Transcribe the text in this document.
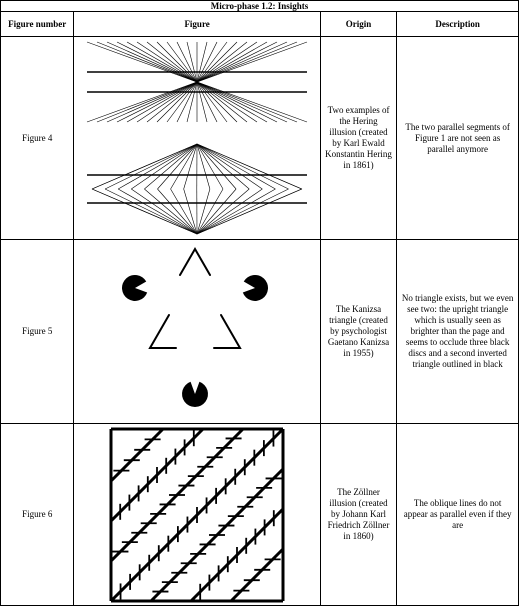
Micro-phase 1.2: Insights			
Figure number	Figure	Origin	Description
Figure 4		Two examples of the Hering illusion (created by Karl Ewald Konstantin Hering in 1861)	The two parallel segments of Figure 1 are not seen as parallel anymore

Figure 5		The Kanizsa triangle (created by psychologist Gaetano Kanizsa in 1955)	No triangle exists, but we even see two: the upright triangle which is usually seen as brighter than the page and seems to occlude three black discs and a second inverted triangle outlined in black

Figure 6		The Zöllner illusion (created by Johann Karl Friedrich Zöllner in 1860)	The oblique lines do not appear as parallel even if they are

• **Objective**
Omit any images, then output the listing exactly.

• **Response to the exercise**
Transcribe the text in this document.
Micro-phase 1.2: Insights			
Figure number	Figure	Origin	Description
Figure 4		Two examples of the Hering illusion (created by Karl Ewald Konstantin Hering in 1861)	The two parallel segments of Figure 1 are not seen as parallel anymore

Figure 5		The Kanizsa triangle (created by psychologist Gaetano Kanizsa in 1955)	No triangle exists, but we even see two: the upright triangle which is usually seen as brighter than the page and seems to occlude three black discs and a second inverted triangle outlined in black

Figure 6		The Zöllner illusion (created by Johann Karl Friedrich Zöllner in 1860)	The oblique lines do not appear as parallel even if they are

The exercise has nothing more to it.